Supplied entries:
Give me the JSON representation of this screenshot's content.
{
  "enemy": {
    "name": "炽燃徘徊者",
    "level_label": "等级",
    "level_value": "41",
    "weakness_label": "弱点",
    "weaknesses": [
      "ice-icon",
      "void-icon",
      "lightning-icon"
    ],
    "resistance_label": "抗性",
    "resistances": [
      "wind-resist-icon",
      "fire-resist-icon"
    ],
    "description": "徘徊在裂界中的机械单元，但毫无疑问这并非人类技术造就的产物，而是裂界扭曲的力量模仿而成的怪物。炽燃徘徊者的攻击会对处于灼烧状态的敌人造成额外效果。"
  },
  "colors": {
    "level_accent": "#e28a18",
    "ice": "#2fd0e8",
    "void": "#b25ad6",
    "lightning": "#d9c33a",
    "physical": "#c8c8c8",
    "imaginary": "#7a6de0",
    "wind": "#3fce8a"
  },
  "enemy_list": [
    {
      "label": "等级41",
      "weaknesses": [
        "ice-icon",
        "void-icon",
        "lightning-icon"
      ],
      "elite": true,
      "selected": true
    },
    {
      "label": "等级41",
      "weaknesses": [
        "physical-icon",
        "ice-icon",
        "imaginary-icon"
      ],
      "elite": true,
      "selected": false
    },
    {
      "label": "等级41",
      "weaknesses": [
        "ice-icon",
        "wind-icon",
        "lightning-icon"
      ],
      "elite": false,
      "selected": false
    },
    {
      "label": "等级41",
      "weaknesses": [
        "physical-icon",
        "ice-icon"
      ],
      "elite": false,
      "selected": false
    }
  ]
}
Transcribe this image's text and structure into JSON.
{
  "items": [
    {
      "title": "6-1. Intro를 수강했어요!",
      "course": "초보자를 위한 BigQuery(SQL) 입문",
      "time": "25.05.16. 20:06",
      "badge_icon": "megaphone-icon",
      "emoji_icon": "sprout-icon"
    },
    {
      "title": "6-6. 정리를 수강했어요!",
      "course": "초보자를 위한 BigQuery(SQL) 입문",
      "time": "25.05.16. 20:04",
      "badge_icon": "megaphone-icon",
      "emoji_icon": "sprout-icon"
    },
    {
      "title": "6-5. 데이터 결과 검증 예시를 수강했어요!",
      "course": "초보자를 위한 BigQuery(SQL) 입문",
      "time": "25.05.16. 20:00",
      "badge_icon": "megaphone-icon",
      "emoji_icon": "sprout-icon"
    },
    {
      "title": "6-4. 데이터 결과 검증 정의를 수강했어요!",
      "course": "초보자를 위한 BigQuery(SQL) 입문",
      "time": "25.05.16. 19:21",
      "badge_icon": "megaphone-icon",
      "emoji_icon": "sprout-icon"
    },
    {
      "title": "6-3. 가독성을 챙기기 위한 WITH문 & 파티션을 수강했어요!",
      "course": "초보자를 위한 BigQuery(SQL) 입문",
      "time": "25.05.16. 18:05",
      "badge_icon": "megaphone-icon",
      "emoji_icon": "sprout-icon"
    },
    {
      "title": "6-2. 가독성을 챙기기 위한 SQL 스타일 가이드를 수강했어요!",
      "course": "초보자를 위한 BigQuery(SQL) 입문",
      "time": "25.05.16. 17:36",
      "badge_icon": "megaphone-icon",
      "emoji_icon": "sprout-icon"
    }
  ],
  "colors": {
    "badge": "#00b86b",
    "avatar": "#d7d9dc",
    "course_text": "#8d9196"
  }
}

What to do: Return the line that contains "Transcribe this image's" along with every line after it through the end of the entries, exactly, adding nothing.

Correct response:
Transcribe this image's text and structure into JSON.
{
  "items": [
    {
      "title": "6-1. Intro를 수강했어요!",
      "course": "초보자를 위한 BigQuery(SQL) 입문",
      "time": "25.05.16. 20:06",
      "badge_icon": "megaphone-icon",
      "emoji_icon": "sprout-icon"
    },
    {
      "title": "6-6. 정리를 수강했어요!",
      "course": "초보자를 위한 BigQuery(SQL) 입문",
      "time": "25.05.16. 20:04",
      "badge_icon": "megaphone-icon",
      "emoji_icon": "sprout-icon"
    },
    {
      "title": "6-5. 데이터 결과 검증 예시를 수강했어요!",
      "course": "초보자를 위한 BigQuery(SQL) 입문",
      "time": "25.05.16. 20:00",
      "badge_icon": "megaphone-icon",
      "emoji_icon": "sprout-icon"
    },
    {
      "title": "6-4. 데이터 결과 검증 정의를 수강했어요!",
      "course": "초보자를 위한 BigQuery(SQL) 입문",
      "time": "25.05.16. 19:21",
      "badge_icon": "megaphone-icon",
      "emoji_icon": "sprout-icon"
    },
    {
      "title": "6-3. 가독성을 챙기기 위한 WITH문 & 파티션을 수강했어요!",
      "course": "초보자를 위한 BigQuery(SQL) 입문",
      "time": "25.05.16. 18:05",
      "badge_icon": "megaphone-icon",
      "emoji_icon": "sprout-icon"
    },
    {
      "title": "6-2. 가독성을 챙기기 위한 SQL 스타일 가이드를 수강했어요!",
      "course": "초보자를 위한 BigQuery(SQL) 입문",
      "time": "25.05.16. 17:36",
      "badge_icon": "megaphone-icon",
      "emoji_icon": "sprout-icon"
    }
  ],
  "colors": {
    "badge": "#00b86b",
    "avatar": "#d7d9dc",
    "course_text": "#8d9196"
  }
}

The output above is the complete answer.